-- START SUPPLIED RECORDS --

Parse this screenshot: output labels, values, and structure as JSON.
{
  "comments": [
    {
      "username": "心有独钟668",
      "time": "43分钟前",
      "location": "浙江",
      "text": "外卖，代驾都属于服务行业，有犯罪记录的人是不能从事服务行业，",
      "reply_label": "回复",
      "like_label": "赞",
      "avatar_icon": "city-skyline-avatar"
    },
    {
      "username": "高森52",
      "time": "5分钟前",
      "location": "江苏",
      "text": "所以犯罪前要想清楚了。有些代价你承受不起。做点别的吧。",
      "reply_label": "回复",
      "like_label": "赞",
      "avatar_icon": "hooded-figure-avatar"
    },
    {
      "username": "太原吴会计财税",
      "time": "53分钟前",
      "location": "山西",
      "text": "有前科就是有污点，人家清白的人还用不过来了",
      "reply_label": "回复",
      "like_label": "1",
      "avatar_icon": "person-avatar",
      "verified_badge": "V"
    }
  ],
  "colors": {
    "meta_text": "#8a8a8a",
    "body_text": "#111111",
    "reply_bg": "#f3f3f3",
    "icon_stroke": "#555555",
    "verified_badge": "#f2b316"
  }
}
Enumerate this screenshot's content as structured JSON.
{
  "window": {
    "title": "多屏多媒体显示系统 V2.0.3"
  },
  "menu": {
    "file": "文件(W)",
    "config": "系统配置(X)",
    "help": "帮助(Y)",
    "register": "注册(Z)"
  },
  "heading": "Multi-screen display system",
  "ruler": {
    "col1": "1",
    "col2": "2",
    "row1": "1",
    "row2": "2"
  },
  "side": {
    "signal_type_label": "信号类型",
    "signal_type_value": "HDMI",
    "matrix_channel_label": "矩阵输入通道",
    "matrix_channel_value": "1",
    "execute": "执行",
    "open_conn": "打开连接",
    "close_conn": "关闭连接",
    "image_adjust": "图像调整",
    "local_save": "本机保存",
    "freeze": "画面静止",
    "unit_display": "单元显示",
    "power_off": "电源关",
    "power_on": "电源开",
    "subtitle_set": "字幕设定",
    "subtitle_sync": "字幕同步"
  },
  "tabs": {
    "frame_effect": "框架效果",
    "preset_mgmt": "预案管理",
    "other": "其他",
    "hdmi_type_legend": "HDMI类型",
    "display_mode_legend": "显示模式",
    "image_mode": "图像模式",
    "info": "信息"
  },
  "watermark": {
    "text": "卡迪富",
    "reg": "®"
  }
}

-- END SUPPLIED RECORDS --

DO THIS: Please output the complete data exactly.

TASK RESULT:
Parse this screenshot: output labels, values, and structure as JSON.
{
  "comments": [
    {
      "username": "心有独钟668",
      "time": "43分钟前",
      "location": "浙江",
      "text": "外卖，代驾都属于服务行业，有犯罪记录的人是不能从事服务行业，",
      "reply_label": "回复",
      "like_label": "赞",
      "avatar_icon": "city-skyline-avatar"
    },
    {
      "username": "高森52",
      "time": "5分钟前",
      "location": "江苏",
      "text": "所以犯罪前要想清楚了。有些代价你承受不起。做点别的吧。",
      "reply_label": "回复",
      "like_label": "赞",
      "avatar_icon": "hooded-figure-avatar"
    },
    {
      "username": "太原吴会计财税",
      "time": "53分钟前",
      "location": "山西",
      "text": "有前科就是有污点，人家清白的人还用不过来了",
      "reply_label": "回复",
      "like_label": "1",
      "avatar_icon": "person-avatar",
      "verified_badge": "V"
    }
  ],
  "colors": {
    "meta_text": "#8a8a8a",
    "body_text": "#111111",
    "reply_bg": "#f3f3f3",
    "icon_stroke": "#555555",
    "verified_badge": "#f2b316"
  }
}
Enumerate this screenshot's content as structured JSON.
{
  "window": {
    "title": "多屏多媒体显示系统 V2.0.3"
  },
  "menu": {
    "file": "文件(W)",
    "config": "系统配置(X)",
    "help": "帮助(Y)",
    "register": "注册(Z)"
  },
  "heading": "Multi-screen display system",
  "ruler": {
    "col1": "1",
    "col2": "2",
    "row1": "1",
    "row2": "2"
  },
  "side": {
    "signal_type_label": "信号类型",
    "signal_type_value": "HDMI",
    "matrix_channel_label": "矩阵输入通道",
    "matrix_channel_value": "1",
    "execute": "执行",
    "open_conn": "打开连接",
    "close_conn": "关闭连接",
    "image_adjust": "图像调整",
    "local_save": "本机保存",
    "freeze": "画面静止",
    "unit_display": "单元显示",
    "power_off": "电源关",
    "power_on": "电源开",
    "subtitle_set": "字幕设定",
    "subtitle_sync": "字幕同步"
  },
  "tabs": {
    "frame_effect": "框架效果",
    "preset_mgmt": "预案管理",
    "other": "其他",
    "hdmi_type_legend": "HDMI类型",
    "display_mode_legend": "显示模式",
    "image_mode": "图像模式",
    "info": "信息"
  },
  "watermark": {
    "text": "卡迪富",
    "reg": "®"
  }
}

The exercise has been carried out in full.